# EXERCISE
Reproduce every line of the records that follow, unchanged and in the same order.

(Listings of boxed layout items)
>> Begin

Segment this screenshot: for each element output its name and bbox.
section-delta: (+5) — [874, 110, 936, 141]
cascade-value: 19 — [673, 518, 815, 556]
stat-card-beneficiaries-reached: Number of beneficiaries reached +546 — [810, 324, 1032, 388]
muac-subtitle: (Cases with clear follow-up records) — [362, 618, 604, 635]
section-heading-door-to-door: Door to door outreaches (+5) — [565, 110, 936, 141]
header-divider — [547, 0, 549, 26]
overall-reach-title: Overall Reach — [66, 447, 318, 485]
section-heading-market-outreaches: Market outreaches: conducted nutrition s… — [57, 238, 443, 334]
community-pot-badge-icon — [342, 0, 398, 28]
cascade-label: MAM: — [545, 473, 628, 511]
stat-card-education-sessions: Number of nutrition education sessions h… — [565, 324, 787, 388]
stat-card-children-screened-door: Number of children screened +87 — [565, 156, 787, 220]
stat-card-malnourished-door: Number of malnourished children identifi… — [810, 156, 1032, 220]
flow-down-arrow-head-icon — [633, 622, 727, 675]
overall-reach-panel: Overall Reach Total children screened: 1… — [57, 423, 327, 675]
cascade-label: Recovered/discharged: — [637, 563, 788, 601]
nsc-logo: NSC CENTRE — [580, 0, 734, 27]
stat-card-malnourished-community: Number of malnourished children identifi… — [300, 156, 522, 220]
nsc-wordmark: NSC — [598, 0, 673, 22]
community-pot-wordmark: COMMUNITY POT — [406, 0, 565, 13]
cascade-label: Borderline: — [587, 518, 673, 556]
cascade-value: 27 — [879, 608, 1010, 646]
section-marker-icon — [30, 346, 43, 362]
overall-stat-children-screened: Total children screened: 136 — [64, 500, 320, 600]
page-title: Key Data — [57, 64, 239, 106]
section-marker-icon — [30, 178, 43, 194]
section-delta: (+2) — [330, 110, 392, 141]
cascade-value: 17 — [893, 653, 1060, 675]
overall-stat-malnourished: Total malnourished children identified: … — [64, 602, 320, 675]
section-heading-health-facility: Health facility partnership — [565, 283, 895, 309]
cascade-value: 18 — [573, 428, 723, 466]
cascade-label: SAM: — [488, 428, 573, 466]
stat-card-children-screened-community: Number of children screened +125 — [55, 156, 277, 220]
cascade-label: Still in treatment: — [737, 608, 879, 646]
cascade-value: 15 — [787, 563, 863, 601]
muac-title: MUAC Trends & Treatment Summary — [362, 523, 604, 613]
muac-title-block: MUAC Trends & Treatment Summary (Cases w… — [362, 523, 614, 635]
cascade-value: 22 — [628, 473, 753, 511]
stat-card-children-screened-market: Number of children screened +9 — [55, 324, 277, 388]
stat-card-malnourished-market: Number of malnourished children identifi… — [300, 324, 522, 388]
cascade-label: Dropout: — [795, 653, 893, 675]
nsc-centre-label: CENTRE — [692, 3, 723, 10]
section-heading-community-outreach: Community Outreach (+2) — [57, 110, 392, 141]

>> End

# SOLUTION TO THIS TASK
Segment this screenshot: for each element output its name and bbox.
section-delta: (+5) — [874, 110, 936, 141]
cascade-value: 19 — [673, 518, 815, 556]
stat-card-beneficiaries-reached: Number of beneficiaries reached +546 — [810, 324, 1032, 388]
muac-subtitle: (Cases with clear follow-up records) — [362, 618, 604, 635]
section-heading-door-to-door: Door to door outreaches (+5) — [565, 110, 936, 141]
header-divider — [547, 0, 549, 26]
overall-reach-title: Overall Reach — [66, 447, 318, 485]
section-heading-market-outreaches: Market outreaches: conducted nutrition s… — [57, 238, 443, 334]
community-pot-badge-icon — [342, 0, 398, 28]
cascade-label: MAM: — [545, 473, 628, 511]
stat-card-education-sessions: Number of nutrition education sessions h… — [565, 324, 787, 388]
stat-card-children-screened-door: Number of children screened +87 — [565, 156, 787, 220]
stat-card-malnourished-door: Number of malnourished children identifi… — [810, 156, 1032, 220]
flow-down-arrow-head-icon — [633, 622, 727, 675]
overall-reach-panel: Overall Reach Total children screened: 1… — [57, 423, 327, 675]
cascade-label: Recovered/discharged: — [637, 563, 788, 601]
nsc-logo: NSC CENTRE — [580, 0, 734, 27]
stat-card-malnourished-community: Number of malnourished children identifi… — [300, 156, 522, 220]
nsc-wordmark: NSC — [598, 0, 673, 22]
community-pot-wordmark: COMMUNITY POT — [406, 0, 565, 13]
cascade-label: Borderline: — [587, 518, 673, 556]
cascade-value: 27 — [879, 608, 1010, 646]
section-marker-icon — [30, 346, 43, 362]
overall-stat-children-screened: Total children screened: 136 — [64, 500, 320, 600]
page-title: Key Data — [57, 64, 239, 106]
section-marker-icon — [30, 178, 43, 194]
section-delta: (+2) — [330, 110, 392, 141]
cascade-value: 17 — [893, 653, 1060, 675]
overall-stat-malnourished: Total malnourished children identified: … — [64, 602, 320, 675]
section-heading-health-facility: Health facility partnership — [565, 283, 895, 309]
cascade-value: 18 — [573, 428, 723, 466]
cascade-label: SAM: — [488, 428, 573, 466]
stat-card-children-screened-community: Number of children screened +125 — [55, 156, 277, 220]
cascade-label: Still in treatment: — [737, 608, 879, 646]
cascade-value: 15 — [787, 563, 863, 601]
muac-title: MUAC Trends & Treatment Summary — [362, 523, 604, 613]
muac-title-block: MUAC Trends & Treatment Summary (Cases w… — [362, 523, 614, 635]
cascade-value: 22 — [628, 473, 753, 511]
stat-card-children-screened-market: Number of children screened +9 — [55, 324, 277, 388]
stat-card-malnourished-market: Number of malnourished children identifi… — [300, 324, 522, 388]
cascade-label: Dropout: — [795, 653, 893, 675]
nsc-centre-label: CENTRE — [692, 3, 723, 10]
section-heading-community-outreach: Community Outreach (+2) — [57, 110, 392, 141]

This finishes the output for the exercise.